■ Your task ■
Every record should be copied exactly, except that pictures are to be omitted.

■ Provided records ■
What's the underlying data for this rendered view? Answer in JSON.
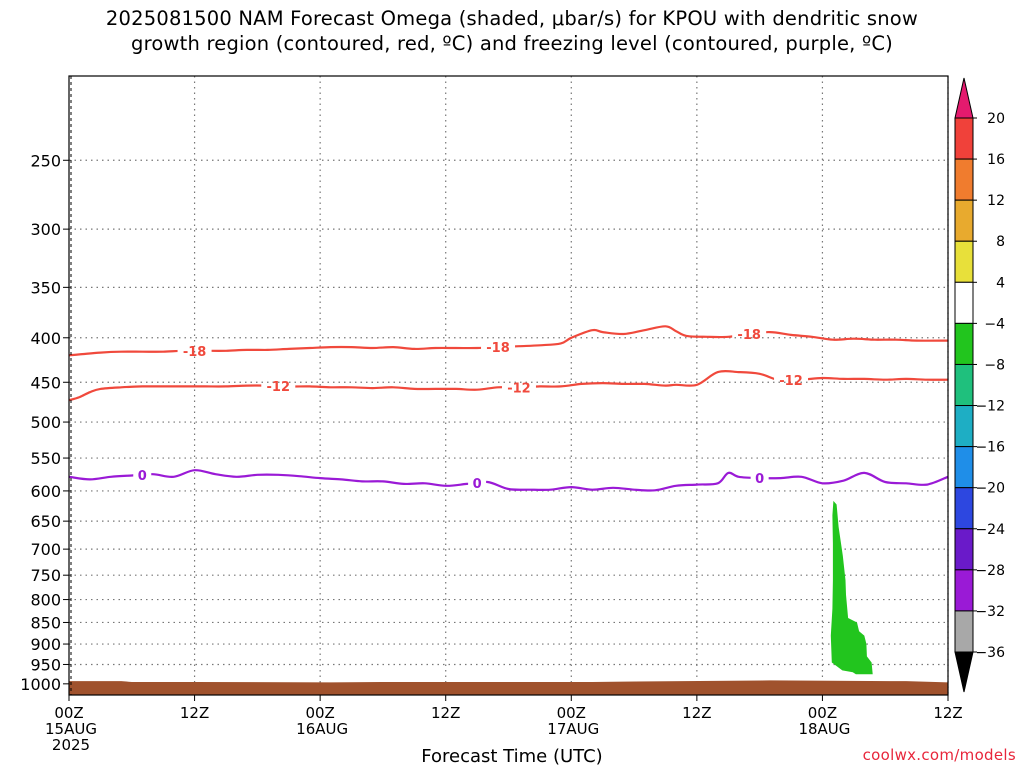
{
  "title_line1": "2025081500 NAM Forecast Omega (shaded, μbar/s) for KPOU with dendritic snow",
  "title_line2": "growth region (contoured, red, ºC) and freezing level (contoured, purple, ºC)",
  "xlabel": "Forecast Time (UTC)",
  "credit": "coolwx.com/models",
  "colors": {
    "dgz_contour": "#f0493c",
    "freezing_contour": "#9a1ad6",
    "terrain": "#a0522d",
    "omega_shade": "#22c51e",
    "grid": "#777777"
  },
  "chart_data": {
    "type": "time-height",
    "x_unit": "hours from 2025-08-15 00Z",
    "xlim": [
      0,
      84
    ],
    "ylim_hpa": [
      200,
      1030
    ],
    "y_scale": "log-pressure",
    "grid": "dotted",
    "y_ticks": [
      "250",
      "300",
      "350",
      "400",
      "450",
      "500",
      "550",
      "600",
      "650",
      "700",
      "750",
      "800",
      "850",
      "900",
      "950",
      "1000"
    ],
    "x_ticks": [
      {
        "line1": "00Z",
        "line2": "15AUG",
        "line3": "2025"
      },
      {
        "line1": "12Z",
        "line2": "",
        "line3": ""
      },
      {
        "line1": "00Z",
        "line2": "16AUG",
        "line3": ""
      },
      {
        "line1": "12Z",
        "line2": "",
        "line3": ""
      },
      {
        "line1": "00Z",
        "line2": "17AUG",
        "line3": ""
      },
      {
        "line1": "12Z",
        "line2": "",
        "line3": ""
      },
      {
        "line1": "00Z",
        "line2": "18AUG",
        "line3": ""
      },
      {
        "line1": "12Z",
        "line2": "",
        "line3": ""
      }
    ],
    "contours": [
      {
        "level": "-18",
        "color": "#f0493c",
        "x": [
          0,
          1,
          3,
          5,
          7,
          9,
          11,
          13,
          15,
          17,
          19,
          21,
          23,
          25,
          27,
          29,
          31,
          33,
          35,
          37,
          39,
          41,
          43,
          45,
          47,
          48,
          50,
          51,
          53,
          55,
          57,
          58,
          59,
          61,
          63,
          65,
          67,
          69,
          71,
          73,
          75,
          77,
          79,
          81,
          84
        ],
        "p": [
          419,
          418,
          416,
          415,
          415,
          415,
          414,
          414,
          414,
          413,
          413,
          412,
          411,
          410,
          410,
          411,
          410,
          412,
          411,
          411,
          411,
          410,
          409,
          408,
          406,
          400,
          392,
          394,
          396,
          392,
          388,
          393,
          398,
          399,
          399,
          396,
          394,
          397,
          399,
          402,
          401,
          402,
          402,
          403,
          403
        ],
        "label_x": [
          12,
          41,
          65
        ]
      },
      {
        "level": "-12",
        "color": "#f0493c",
        "x": [
          0,
          1,
          2,
          3,
          5,
          7,
          9,
          11,
          13,
          15,
          17,
          19,
          21,
          23,
          25,
          27,
          29,
          31,
          33,
          35,
          37,
          39,
          41,
          43,
          45,
          47,
          49,
          51,
          53,
          55,
          57,
          58,
          60,
          62,
          64,
          66,
          68,
          70,
          72,
          74,
          76,
          78,
          80,
          82,
          84
        ],
        "p": [
          472,
          468,
          462,
          458,
          456,
          455,
          455,
          455,
          455,
          455,
          454,
          454,
          455,
          455,
          456,
          456,
          457,
          456,
          458,
          458,
          458,
          459,
          456,
          456,
          455,
          455,
          452,
          451,
          452,
          452,
          454,
          453,
          453,
          438,
          438,
          440,
          448,
          447,
          445,
          446,
          446,
          447,
          446,
          447,
          447
        ],
        "label_x": [
          20,
          43,
          69
        ]
      },
      {
        "level": "0",
        "color": "#9a1ad6",
        "x": [
          0,
          2,
          4,
          6,
          8,
          10,
          12,
          14,
          16,
          18,
          20,
          22,
          24,
          26,
          28,
          30,
          32,
          34,
          36,
          38,
          40,
          42,
          44,
          46,
          48,
          50,
          52,
          54,
          56,
          58,
          60,
          62,
          63,
          64,
          66,
          68,
          70,
          72,
          74,
          76,
          78,
          80,
          82,
          84
        ],
        "p": [
          578,
          582,
          578,
          576,
          574,
          578,
          568,
          574,
          578,
          575,
          575,
          577,
          580,
          582,
          585,
          585,
          589,
          588,
          592,
          589,
          586,
          597,
          598,
          598,
          594,
          598,
          595,
          598,
          599,
          592,
          590,
          588,
          572,
          578,
          580,
          580,
          578,
          588,
          584,
          572,
          586,
          588,
          590,
          578
        ],
        "label_x": [
          7,
          39,
          66
        ]
      }
    ],
    "terrain_hpa": {
      "x": [
        0,
        5,
        6,
        12,
        25,
        30,
        42,
        50,
        53,
        67,
        80,
        84
      ],
      "p": [
        993,
        993,
        995,
        995,
        996,
        995,
        995,
        995,
        994,
        991,
        993,
        996
      ]
    },
    "shaded_regions": [
      {
        "omega_bin": "-8 to -4",
        "color": "#22c51e",
        "outline": [
          [
            73.05,
            616
          ],
          [
            73.35,
            622
          ],
          [
            73.55,
            660
          ],
          [
            73.95,
            712
          ],
          [
            74.2,
            760
          ],
          [
            74.25,
            790
          ],
          [
            74.45,
            840
          ],
          [
            75.3,
            850
          ],
          [
            75.5,
            870
          ],
          [
            76.0,
            880
          ],
          [
            76.2,
            900
          ],
          [
            76.25,
            930
          ],
          [
            76.7,
            945
          ],
          [
            76.8,
            975
          ],
          [
            75.2,
            975
          ],
          [
            74.9,
            970
          ],
          [
            73.9,
            965
          ],
          [
            72.9,
            945
          ],
          [
            72.8,
            880
          ],
          [
            72.95,
            820
          ],
          [
            73.0,
            760
          ],
          [
            73.0,
            690
          ],
          [
            72.95,
            640
          ]
        ]
      }
    ],
    "colorbar": {
      "type": "color scale",
      "labels": [
        "20",
        "16",
        "12",
        "8",
        "4",
        "−4",
        "−8",
        "−12",
        "−16",
        "−20",
        "−24",
        "−28",
        "−32",
        "−36"
      ],
      "colors": [
        "#e41a6e",
        "#f0413a",
        "#f07c2e",
        "#e8aa2e",
        "#e8e03a",
        "#ffffff",
        "#22c51e",
        "#1fc07d",
        "#1eaec4",
        "#1f8ee8",
        "#2d47e0",
        "#6a1ac9",
        "#9a1ad6",
        "#a8a8a8",
        "#000000"
      ]
    }
  }
}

■ Written response ■
What's the underlying data for this rendered view? Answer in JSON.
{
  "title_line1": "2025081500 NAM Forecast Omega (shaded, μbar/s) for KPOU with dendritic snow",
  "title_line2": "growth region (contoured, red, ºC) and freezing level (contoured, purple, ºC)",
  "xlabel": "Forecast Time (UTC)",
  "credit": "coolwx.com/models",
  "colors": {
    "dgz_contour": "#f0493c",
    "freezing_contour": "#9a1ad6",
    "terrain": "#a0522d",
    "omega_shade": "#22c51e",
    "grid": "#777777"
  },
  "chart_data": {
    "type": "time-height",
    "x_unit": "hours from 2025-08-15 00Z",
    "xlim": [
      0,
      84
    ],
    "ylim_hpa": [
      200,
      1030
    ],
    "y_scale": "log-pressure",
    "grid": "dotted",
    "y_ticks": [
      "250",
      "300",
      "350",
      "400",
      "450",
      "500",
      "550",
      "600",
      "650",
      "700",
      "750",
      "800",
      "850",
      "900",
      "950",
      "1000"
    ],
    "x_ticks": [
      {
        "line1": "00Z",
        "line2": "15AUG",
        "line3": "2025"
      },
      {
        "line1": "12Z",
        "line2": "",
        "line3": ""
      },
      {
        "line1": "00Z",
        "line2": "16AUG",
        "line3": ""
      },
      {
        "line1": "12Z",
        "line2": "",
        "line3": ""
      },
      {
        "line1": "00Z",
        "line2": "17AUG",
        "line3": ""
      },
      {
        "line1": "12Z",
        "line2": "",
        "line3": ""
      },
      {
        "line1": "00Z",
        "line2": "18AUG",
        "line3": ""
      },
      {
        "line1": "12Z",
        "line2": "",
        "line3": ""
      }
    ],
    "contours": [
      {
        "level": "-18",
        "color": "#f0493c",
        "x": [
          0,
          1,
          3,
          5,
          7,
          9,
          11,
          13,
          15,
          17,
          19,
          21,
          23,
          25,
          27,
          29,
          31,
          33,
          35,
          37,
          39,
          41,
          43,
          45,
          47,
          48,
          50,
          51,
          53,
          55,
          57,
          58,
          59,
          61,
          63,
          65,
          67,
          69,
          71,
          73,
          75,
          77,
          79,
          81,
          84
        ],
        "p": [
          419,
          418,
          416,
          415,
          415,
          415,
          414,
          414,
          414,
          413,
          413,
          412,
          411,
          410,
          410,
          411,
          410,
          412,
          411,
          411,
          411,
          410,
          409,
          408,
          406,
          400,
          392,
          394,
          396,
          392,
          388,
          393,
          398,
          399,
          399,
          396,
          394,
          397,
          399,
          402,
          401,
          402,
          402,
          403,
          403
        ],
        "label_x": [
          12,
          41,
          65
        ]
      },
      {
        "level": "-12",
        "color": "#f0493c",
        "x": [
          0,
          1,
          2,
          3,
          5,
          7,
          9,
          11,
          13,
          15,
          17,
          19,
          21,
          23,
          25,
          27,
          29,
          31,
          33,
          35,
          37,
          39,
          41,
          43,
          45,
          47,
          49,
          51,
          53,
          55,
          57,
          58,
          60,
          62,
          64,
          66,
          68,
          70,
          72,
          74,
          76,
          78,
          80,
          82,
          84
        ],
        "p": [
          472,
          468,
          462,
          458,
          456,
          455,
          455,
          455,
          455,
          455,
          454,
          454,
          455,
          455,
          456,
          456,
          457,
          456,
          458,
          458,
          458,
          459,
          456,
          456,
          455,
          455,
          452,
          451,
          452,
          452,
          454,
          453,
          453,
          438,
          438,
          440,
          448,
          447,
          445,
          446,
          446,
          447,
          446,
          447,
          447
        ],
        "label_x": [
          20,
          43,
          69
        ]
      },
      {
        "level": "0",
        "color": "#9a1ad6",
        "x": [
          0,
          2,
          4,
          6,
          8,
          10,
          12,
          14,
          16,
          18,
          20,
          22,
          24,
          26,
          28,
          30,
          32,
          34,
          36,
          38,
          40,
          42,
          44,
          46,
          48,
          50,
          52,
          54,
          56,
          58,
          60,
          62,
          63,
          64,
          66,
          68,
          70,
          72,
          74,
          76,
          78,
          80,
          82,
          84
        ],
        "p": [
          578,
          582,
          578,
          576,
          574,
          578,
          568,
          574,
          578,
          575,
          575,
          577,
          580,
          582,
          585,
          585,
          589,
          588,
          592,
          589,
          586,
          597,
          598,
          598,
          594,
          598,
          595,
          598,
          599,
          592,
          590,
          588,
          572,
          578,
          580,
          580,
          578,
          588,
          584,
          572,
          586,
          588,
          590,
          578
        ],
        "label_x": [
          7,
          39,
          66
        ]
      }
    ],
    "terrain_hpa": {
      "x": [
        0,
        5,
        6,
        12,
        25,
        30,
        42,
        50,
        53,
        67,
        80,
        84
      ],
      "p": [
        993,
        993,
        995,
        995,
        996,
        995,
        995,
        995,
        994,
        991,
        993,
        996
      ]
    },
    "shaded_regions": [
      {
        "omega_bin": "-8 to -4",
        "color": "#22c51e",
        "outline": [
          [
            73.05,
            616
          ],
          [
            73.35,
            622
          ],
          [
            73.55,
            660
          ],
          [
            73.95,
            712
          ],
          [
            74.2,
            760
          ],
          [
            74.25,
            790
          ],
          [
            74.45,
            840
          ],
          [
            75.3,
            850
          ],
          [
            75.5,
            870
          ],
          [
            76.0,
            880
          ],
          [
            76.2,
            900
          ],
          [
            76.25,
            930
          ],
          [
            76.7,
            945
          ],
          [
            76.8,
            975
          ],
          [
            75.2,
            975
          ],
          [
            74.9,
            970
          ],
          [
            73.9,
            965
          ],
          [
            72.9,
            945
          ],
          [
            72.8,
            880
          ],
          [
            72.95,
            820
          ],
          [
            73.0,
            760
          ],
          [
            73.0,
            690
          ],
          [
            72.95,
            640
          ]
        ]
      }
    ],
    "colorbar": {
      "type": "color scale",
      "labels": [
        "20",
        "16",
        "12",
        "8",
        "4",
        "−4",
        "−8",
        "−12",
        "−16",
        "−20",
        "−24",
        "−28",
        "−32",
        "−36"
      ],
      "colors": [
        "#e41a6e",
        "#f0413a",
        "#f07c2e",
        "#e8aa2e",
        "#e8e03a",
        "#ffffff",
        "#22c51e",
        "#1fc07d",
        "#1eaec4",
        "#1f8ee8",
        "#2d47e0",
        "#6a1ac9",
        "#9a1ad6",
        "#a8a8a8",
        "#000000"
      ]
    }
  }
}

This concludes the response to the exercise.